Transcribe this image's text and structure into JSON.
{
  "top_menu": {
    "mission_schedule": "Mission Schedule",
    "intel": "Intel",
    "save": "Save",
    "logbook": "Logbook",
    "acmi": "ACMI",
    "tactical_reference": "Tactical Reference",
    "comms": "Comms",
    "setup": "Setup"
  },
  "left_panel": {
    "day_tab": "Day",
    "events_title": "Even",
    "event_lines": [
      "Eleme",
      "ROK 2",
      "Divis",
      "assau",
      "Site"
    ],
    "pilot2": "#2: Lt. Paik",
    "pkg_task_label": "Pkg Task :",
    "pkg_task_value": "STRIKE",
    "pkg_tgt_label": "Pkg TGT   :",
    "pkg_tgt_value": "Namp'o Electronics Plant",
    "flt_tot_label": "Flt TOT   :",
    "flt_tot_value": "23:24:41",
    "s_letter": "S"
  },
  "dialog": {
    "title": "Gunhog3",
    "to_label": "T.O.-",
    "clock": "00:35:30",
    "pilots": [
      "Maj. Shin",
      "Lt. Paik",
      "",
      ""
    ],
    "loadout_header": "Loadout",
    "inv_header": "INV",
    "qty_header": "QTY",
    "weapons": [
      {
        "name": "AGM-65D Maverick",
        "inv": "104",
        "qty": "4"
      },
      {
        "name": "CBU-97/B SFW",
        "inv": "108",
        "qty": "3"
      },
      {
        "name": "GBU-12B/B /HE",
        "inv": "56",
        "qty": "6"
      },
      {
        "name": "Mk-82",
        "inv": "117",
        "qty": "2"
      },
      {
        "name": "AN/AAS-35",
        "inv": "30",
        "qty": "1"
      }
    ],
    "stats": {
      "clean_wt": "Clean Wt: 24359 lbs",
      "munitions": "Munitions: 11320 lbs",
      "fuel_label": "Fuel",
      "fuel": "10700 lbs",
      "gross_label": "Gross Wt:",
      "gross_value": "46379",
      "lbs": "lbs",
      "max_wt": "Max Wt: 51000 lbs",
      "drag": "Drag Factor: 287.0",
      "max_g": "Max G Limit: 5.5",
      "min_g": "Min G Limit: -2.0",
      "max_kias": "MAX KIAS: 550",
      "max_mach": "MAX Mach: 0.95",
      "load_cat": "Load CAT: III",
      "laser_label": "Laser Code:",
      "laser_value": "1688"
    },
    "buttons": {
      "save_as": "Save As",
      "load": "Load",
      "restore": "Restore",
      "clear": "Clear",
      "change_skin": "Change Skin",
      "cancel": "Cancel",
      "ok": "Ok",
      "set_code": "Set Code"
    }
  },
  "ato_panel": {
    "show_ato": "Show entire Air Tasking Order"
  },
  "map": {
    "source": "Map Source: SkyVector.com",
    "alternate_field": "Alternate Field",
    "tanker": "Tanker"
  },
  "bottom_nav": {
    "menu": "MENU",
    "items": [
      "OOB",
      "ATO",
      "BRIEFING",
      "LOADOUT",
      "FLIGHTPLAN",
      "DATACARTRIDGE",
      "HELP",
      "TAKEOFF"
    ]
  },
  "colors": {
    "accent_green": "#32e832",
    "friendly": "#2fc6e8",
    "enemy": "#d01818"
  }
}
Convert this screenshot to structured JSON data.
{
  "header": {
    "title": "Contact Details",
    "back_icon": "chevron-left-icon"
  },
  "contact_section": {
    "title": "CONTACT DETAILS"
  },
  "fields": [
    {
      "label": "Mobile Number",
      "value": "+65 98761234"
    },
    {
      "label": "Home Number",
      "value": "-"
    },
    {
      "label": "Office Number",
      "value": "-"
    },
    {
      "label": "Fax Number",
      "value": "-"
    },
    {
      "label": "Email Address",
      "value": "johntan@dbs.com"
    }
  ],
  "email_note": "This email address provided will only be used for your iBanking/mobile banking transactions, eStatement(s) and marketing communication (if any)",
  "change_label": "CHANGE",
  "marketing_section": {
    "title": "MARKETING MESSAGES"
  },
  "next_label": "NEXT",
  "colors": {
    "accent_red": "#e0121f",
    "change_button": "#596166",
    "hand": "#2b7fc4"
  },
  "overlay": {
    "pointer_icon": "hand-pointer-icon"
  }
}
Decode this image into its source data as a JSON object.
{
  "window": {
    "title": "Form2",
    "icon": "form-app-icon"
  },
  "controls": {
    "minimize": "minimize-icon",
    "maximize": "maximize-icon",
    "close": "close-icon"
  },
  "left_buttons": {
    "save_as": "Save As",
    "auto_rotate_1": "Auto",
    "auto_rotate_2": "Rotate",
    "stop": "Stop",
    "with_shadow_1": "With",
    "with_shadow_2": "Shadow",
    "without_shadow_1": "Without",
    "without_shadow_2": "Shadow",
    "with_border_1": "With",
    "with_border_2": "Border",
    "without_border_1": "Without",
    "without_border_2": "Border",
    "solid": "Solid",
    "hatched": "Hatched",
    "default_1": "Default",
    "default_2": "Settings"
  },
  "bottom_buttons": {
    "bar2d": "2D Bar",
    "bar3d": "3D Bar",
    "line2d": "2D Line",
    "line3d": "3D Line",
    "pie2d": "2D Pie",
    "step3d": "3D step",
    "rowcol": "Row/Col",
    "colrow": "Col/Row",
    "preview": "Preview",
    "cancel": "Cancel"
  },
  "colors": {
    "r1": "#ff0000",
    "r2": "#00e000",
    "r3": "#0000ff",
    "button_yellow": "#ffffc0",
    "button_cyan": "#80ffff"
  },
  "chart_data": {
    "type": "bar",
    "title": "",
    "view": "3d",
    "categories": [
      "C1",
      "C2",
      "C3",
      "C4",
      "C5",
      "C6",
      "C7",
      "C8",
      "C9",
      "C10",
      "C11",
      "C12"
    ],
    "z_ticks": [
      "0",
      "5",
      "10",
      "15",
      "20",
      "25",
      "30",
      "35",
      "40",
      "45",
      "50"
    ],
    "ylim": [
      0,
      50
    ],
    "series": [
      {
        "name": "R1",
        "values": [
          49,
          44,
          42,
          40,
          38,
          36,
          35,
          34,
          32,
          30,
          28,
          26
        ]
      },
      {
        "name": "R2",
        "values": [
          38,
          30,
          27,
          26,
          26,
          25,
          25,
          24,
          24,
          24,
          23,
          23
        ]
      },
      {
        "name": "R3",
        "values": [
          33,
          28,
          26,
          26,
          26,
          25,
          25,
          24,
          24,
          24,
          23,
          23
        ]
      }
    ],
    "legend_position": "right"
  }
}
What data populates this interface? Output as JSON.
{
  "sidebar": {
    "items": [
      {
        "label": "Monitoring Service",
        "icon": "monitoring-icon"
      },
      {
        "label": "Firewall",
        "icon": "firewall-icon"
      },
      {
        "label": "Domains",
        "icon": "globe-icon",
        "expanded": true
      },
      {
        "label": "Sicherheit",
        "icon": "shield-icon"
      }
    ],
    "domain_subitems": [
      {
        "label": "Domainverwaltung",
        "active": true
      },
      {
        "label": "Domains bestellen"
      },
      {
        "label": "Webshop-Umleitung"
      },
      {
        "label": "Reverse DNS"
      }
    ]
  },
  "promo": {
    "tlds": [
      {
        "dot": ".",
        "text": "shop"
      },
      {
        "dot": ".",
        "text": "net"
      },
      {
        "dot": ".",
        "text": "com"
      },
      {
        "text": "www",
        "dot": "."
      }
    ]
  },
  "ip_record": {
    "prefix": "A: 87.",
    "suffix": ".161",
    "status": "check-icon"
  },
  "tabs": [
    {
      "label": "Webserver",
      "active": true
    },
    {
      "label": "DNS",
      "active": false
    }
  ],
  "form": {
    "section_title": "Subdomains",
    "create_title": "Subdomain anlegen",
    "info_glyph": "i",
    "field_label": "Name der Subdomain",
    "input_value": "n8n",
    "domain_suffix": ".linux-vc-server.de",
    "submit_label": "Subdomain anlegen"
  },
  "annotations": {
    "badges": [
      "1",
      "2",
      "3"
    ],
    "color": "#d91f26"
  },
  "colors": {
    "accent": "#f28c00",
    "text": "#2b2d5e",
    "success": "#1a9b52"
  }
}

##########

Everything from the line containing "What data populates" to the end of the data above should be quoted exactly, please, both ends included, and nothing outside that span.

:: Solution to this task ::
What data populates this interface? Output as JSON.
{
  "sidebar": {
    "items": [
      {
        "label": "Monitoring Service",
        "icon": "monitoring-icon"
      },
      {
        "label": "Firewall",
        "icon": "firewall-icon"
      },
      {
        "label": "Domains",
        "icon": "globe-icon",
        "expanded": true
      },
      {
        "label": "Sicherheit",
        "icon": "shield-icon"
      }
    ],
    "domain_subitems": [
      {
        "label": "Domainverwaltung",
        "active": true
      },
      {
        "label": "Domains bestellen"
      },
      {
        "label": "Webshop-Umleitung"
      },
      {
        "label": "Reverse DNS"
      }
    ]
  },
  "promo": {
    "tlds": [
      {
        "dot": ".",
        "text": "shop"
      },
      {
        "dot": ".",
        "text": "net"
      },
      {
        "dot": ".",
        "text": "com"
      },
      {
        "text": "www",
        "dot": "."
      }
    ]
  },
  "ip_record": {
    "prefix": "A: 87.",
    "suffix": ".161",
    "status": "check-icon"
  },
  "tabs": [
    {
      "label": "Webserver",
      "active": true
    },
    {
      "label": "DNS",
      "active": false
    }
  ],
  "form": {
    "section_title": "Subdomains",
    "create_title": "Subdomain anlegen",
    "info_glyph": "i",
    "field_label": "Name der Subdomain",
    "input_value": "n8n",
    "domain_suffix": ".linux-vc-server.de",
    "submit_label": "Subdomain anlegen"
  },
  "annotations": {
    "badges": [
      "1",
      "2",
      "3"
    ],
    "color": "#d91f26"
  },
  "colors": {
    "accent": "#f28c00",
    "text": "#2b2d5e",
    "success": "#1a9b52"
  }
}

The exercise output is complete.